What is required:
Rename "legend-swatch" to "legend-marker" in the stretch from the line containing "gridlines xyxy=(88,29,902,548)" through the line containing "bars xyxy=(123,61,873,548)", and give back only those lines with nothing else changed.

(Element location listings)
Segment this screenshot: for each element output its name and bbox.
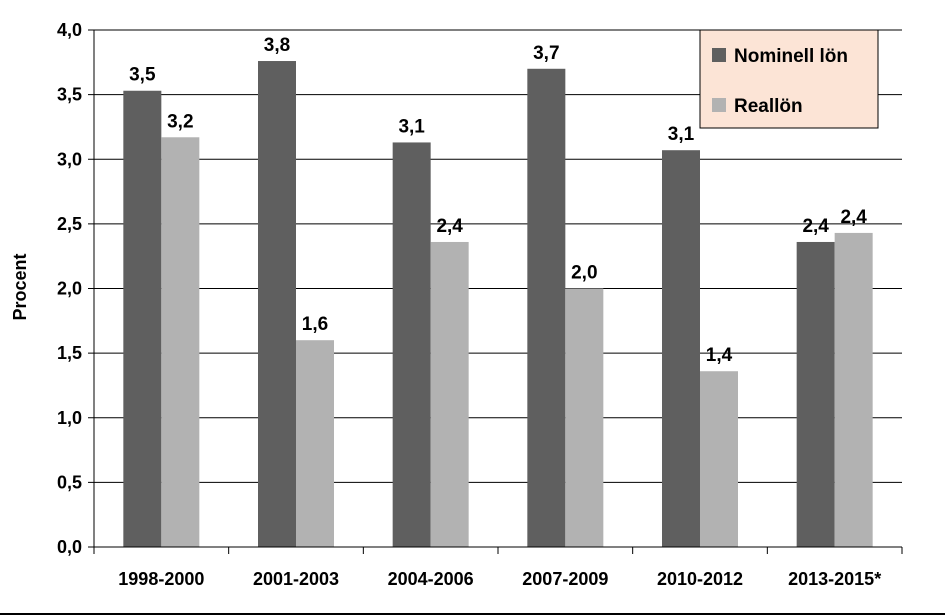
gridlines xyxy=(88,29,902,548)
x-tick-label: 2010-2012 xyxy=(657,569,743,589)
data-label: 3,7 xyxy=(533,43,559,64)
legend-label: Reallön xyxy=(734,96,803,117)
data-labels: 3,5 3,2 3,8 1,6 3,1 2,4 3,7 2,0 3,1 1,4 2,4 2,4 xyxy=(129,35,867,366)
bar-nominell xyxy=(258,61,296,548)
y-tick-label: 2,5 xyxy=(57,214,82,234)
data-label: 2,4 xyxy=(840,207,867,228)
y-tick-label: 0,0 xyxy=(57,537,82,557)
bar-nominell xyxy=(662,150,700,547)
axes xyxy=(93,30,903,554)
data-label: 1,6 xyxy=(302,314,328,335)
bar-reallon xyxy=(565,288,604,547)
legend: Nominell lön Reallön xyxy=(699,29,879,129)
y-tick-labels: 0,0 0,5 1,0 1,5 2,0 2,5 3,0 3,5 4,0 xyxy=(57,20,82,557)
bar-nominell xyxy=(392,142,431,547)
legend-label: Nominell lön xyxy=(734,46,848,67)
bar-nominell xyxy=(527,68,566,548)
y-tick-label: 0,5 xyxy=(57,472,82,492)
y-tick-label: 3,5 xyxy=(57,85,82,105)
legend-swatch xyxy=(712,48,726,62)
x-tick-label: 2013-2015* xyxy=(788,569,881,589)
y-tick-label: 1,0 xyxy=(57,408,82,428)
x-tick-label: 1998-2000 xyxy=(118,569,204,589)
data-label: 1,4 xyxy=(706,345,733,366)
legend-swatch xyxy=(712,98,726,112)
bar-reallon xyxy=(834,232,873,548)
bar-nominell xyxy=(796,241,835,547)
data-label: 3,1 xyxy=(398,116,425,137)
bar-reallon xyxy=(700,371,738,547)
y-tick-label: 3,0 xyxy=(57,149,82,169)
bar-reallon xyxy=(296,340,334,547)
data-label: 3,2 xyxy=(167,111,193,132)
data-label: 2,0 xyxy=(571,263,597,284)
data-label: 2,4 xyxy=(436,216,463,237)
bar-nominell xyxy=(123,90,162,547)
data-label: 2,4 xyxy=(802,216,829,237)
y-tick-label: 1,5 xyxy=(57,343,82,363)
y-tick-label: 4,0 xyxy=(57,20,82,40)
x-tick-labels: 1998-2000 2001-2003 2004-2006 2007-2009 2010… xyxy=(118,569,881,589)
x-tick-label: 2004-2006 xyxy=(388,569,474,589)
bars xyxy=(123,61,873,548)
y-axis-label: Procent xyxy=(10,253,30,320)
legend-box xyxy=(699,29,879,129)
data-label: 3,8 xyxy=(264,35,290,56)
x-tick-label: 2007-2009 xyxy=(522,569,608,589)
bar-reallon xyxy=(161,137,200,547)
x-tick-label: 2001-2003 xyxy=(253,569,339,589)
y-tick-label: 2,0 xyxy=(57,279,82,299)
data-label: 3,5 xyxy=(129,65,156,86)
bar-reallon xyxy=(430,241,469,547)
data-label: 3,1 xyxy=(668,124,695,145)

Response for this exercise:
gridlines xyxy=(88,29,902,548)
x-tick-label: 2010-2012 xyxy=(657,569,743,589)
data-label: 3,7 xyxy=(533,43,559,64)
legend-label: Reallön xyxy=(734,96,803,117)
data-labels: 3,5 3,2 3,8 1,6 3,1 2,4 3,7 2,0 3,1 1,4 2,4 2,4 xyxy=(129,35,867,366)
bar-nominell xyxy=(258,61,296,548)
y-tick-label: 2,5 xyxy=(57,214,82,234)
data-label: 2,4 xyxy=(840,207,867,228)
y-tick-label: 0,0 xyxy=(57,537,82,557)
bar-nominell xyxy=(662,150,700,547)
axes xyxy=(93,30,903,554)
data-label: 1,6 xyxy=(302,314,328,335)
bar-reallon xyxy=(565,288,604,547)
legend: Nominell lön Reallön xyxy=(699,29,879,129)
y-tick-labels: 0,0 0,5 1,0 1,5 2,0 2,5 3,0 3,5 4,0 xyxy=(57,20,82,557)
bar-nominell xyxy=(392,142,431,547)
legend-label: Nominell lön xyxy=(734,46,848,67)
bar-nominell xyxy=(527,68,566,548)
y-tick-label: 0,5 xyxy=(57,472,82,492)
y-tick-label: 3,5 xyxy=(57,85,82,105)
legend-marker xyxy=(712,48,726,62)
x-tick-label: 2013-2015* xyxy=(788,569,881,589)
y-tick-label: 1,0 xyxy=(57,408,82,428)
x-tick-label: 1998-2000 xyxy=(118,569,204,589)
data-label: 1,4 xyxy=(706,345,733,366)
legend-marker xyxy=(712,98,726,112)
bar-reallon xyxy=(834,232,873,548)
bar-nominell xyxy=(796,241,835,547)
data-label: 3,1 xyxy=(398,116,425,137)
bar-reallon xyxy=(700,371,738,547)
y-tick-label: 3,0 xyxy=(57,149,82,169)
bar-reallon xyxy=(296,340,334,547)
data-label: 3,2 xyxy=(167,111,193,132)
data-label: 2,0 xyxy=(571,263,597,284)
data-label: 2,4 xyxy=(436,216,463,237)
bar-nominell xyxy=(123,90,162,547)
data-label: 2,4 xyxy=(802,216,829,237)
y-tick-label: 1,5 xyxy=(57,343,82,363)
y-tick-label: 4,0 xyxy=(57,20,82,40)
x-tick-labels: 1998-2000 2001-2003 2004-2006 2007-2009 2010… xyxy=(118,569,881,589)
x-tick-label: 2004-2006 xyxy=(388,569,474,589)
bars xyxy=(123,61,873,548)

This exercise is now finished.